#### SOURCE RECORDS
..............................
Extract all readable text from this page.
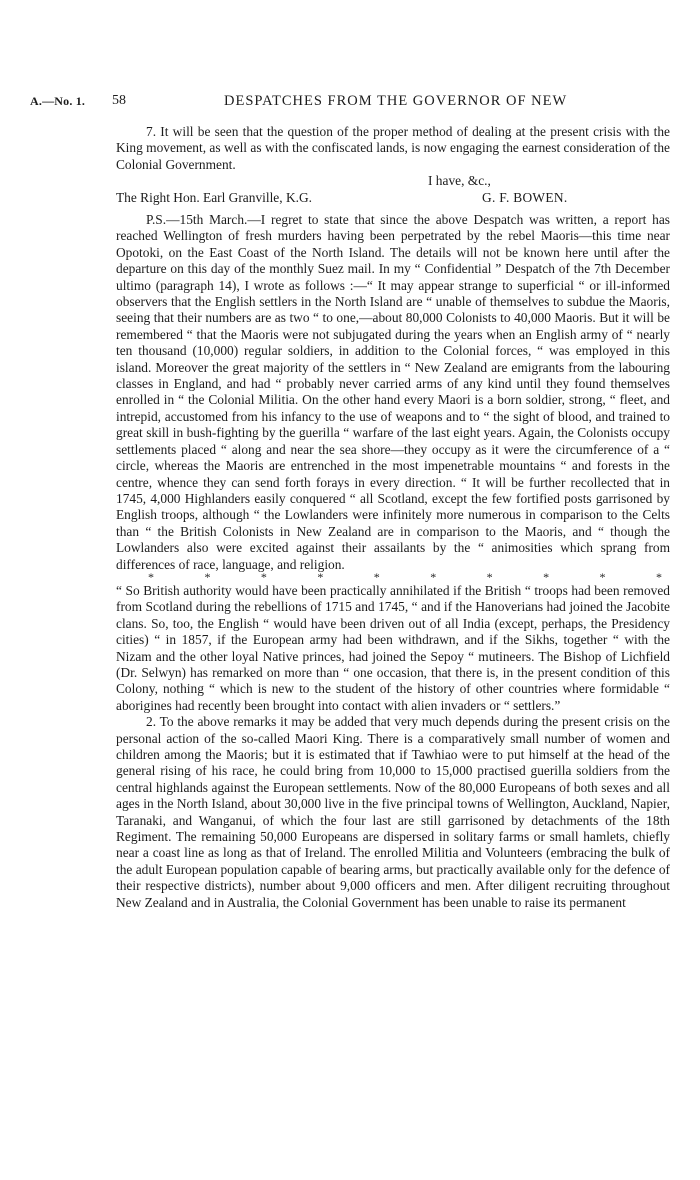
A.—No. 1. 58	DESPATCHES FROM THE GOVERNOR OF NEW

7. It will be seen that the question of the proper method of dealing at the present crisis with the King movement, as well as with the confiscated lands, is now engaging the earnest consideration of the Colonial Government.

I have, &c.,
The Right Hon. Earl Granville, K.G.	G. F. BOWEN.

P.S.—15th March.—I regret to state that since the above Despatch was written, a report has reached Wellington of fresh murders having been perpetrated by the rebel Maoris—this time near Opotoki, on the East Coast of the North Island. The details will not be known here until after the departure on this day of the monthly Suez mail. In my “ Confidential ” Despatch of the 7th December ultimo (paragraph 14), I wrote as follows :—“ It may appear strange to superficial “ or ill-informed observers that the English settlers in the North Island are “ unable of themselves to subdue the Maoris, seeing that their numbers are as two “ to one,—about 80,000 Colonists to 40,000 Maoris. But it will be remembered “ that the Maoris were not subjugated during the years when an English army of “ nearly ten thousand (10,000) regular soldiers, in addition to the Colonial forces, “ was employed in this island. Moreover the great majority of the settlers in “ New Zealand are emigrants from the labouring classes in England, and had “ probably never carried arms of any kind until they found themselves enrolled in “ the Colonial Militia. On the other hand every Maori is a born soldier, strong, “ fleet, and intrepid, accustomed from his infancy to the use of weapons and to “ the sight of blood, and trained to great skill in bush-fighting by the guerilla “ warfare of the last eight years. Again, the Colonists occupy settlements placed “ along and near the sea shore—they occupy as it were the circumference of a “ circle, whereas the Maoris are entrenched in the most impenetrable mountains “ and forests in the centre, whence they can send forth forays in every direction. “ It will be further recollected that in 1745, 4,000 Highlanders easily conquered “ all Scotland, except the few fortified posts garrisoned by English troops, although “ the Lowlanders were infinitely more numerous in comparison to the Celts than “ the British Colonists in New Zealand are in comparison to the Maoris, and “ though the Lowlanders also were excited against their assailants by the “ animosities which sprang from differences of race, language, and religion.

*	*	*	*	*	*	*	*	*	*

“ So British authority would have been practically annihilated if the British “ troops had been removed from Scotland during the rebellions of 1715 and 1745, “ and if the Hanoverians had joined the Jacobite clans. So, too, the English “ would have been driven out of all India (except, perhaps, the Presidency cities) “ in 1857, if the European army had been withdrawn, and if the Sikhs, together “ with the Nizam and the other loyal Native princes, had joined the Sepoy “ mutineers. The Bishop of Lichfield (Dr. Selwyn) has remarked on more than “ one occasion, that there is, in the present condition of this Colony, nothing “ which is new to the student of the history of other countries where formidable “ aborigines had recently been brought into contact with alien invaders or “ settlers.”

2. To the above remarks it may be added that very much depends during the present crisis on the personal action of the so-called Maori King. There is a comparatively small number of women and children among the Maoris; but it is estimated that if Tawhiao were to put himself at the head of the general rising of his race, he could bring from 10,000 to 15,000 practised guerilla soldiers from the central highlands against the European settlements. Now of the 80,000 Europeans of both sexes and all ages in the North Island, about 30,000 live in the five principal towns of Wellington, Auckland, Napier, Taranaki, and Wanganui, of which the four last are still garrisoned by detachments of the 18th Regiment. The remaining 50,000 Europeans are dispersed in solitary farms or small hamlets, chiefly near a coast line as long as that of Ireland. The enrolled Militia and Volunteers (embracing the bulk of the adult European population capable of bearing arms, but practically available only for the defence of their respective districts), number about 9,000 officers and men. After diligent recruiting throughout New Zealand and in Australia, the Colonial Government has been unable to raise its permanent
..............................
Only the number should be given: how many lines of the data contain the word "present"?

3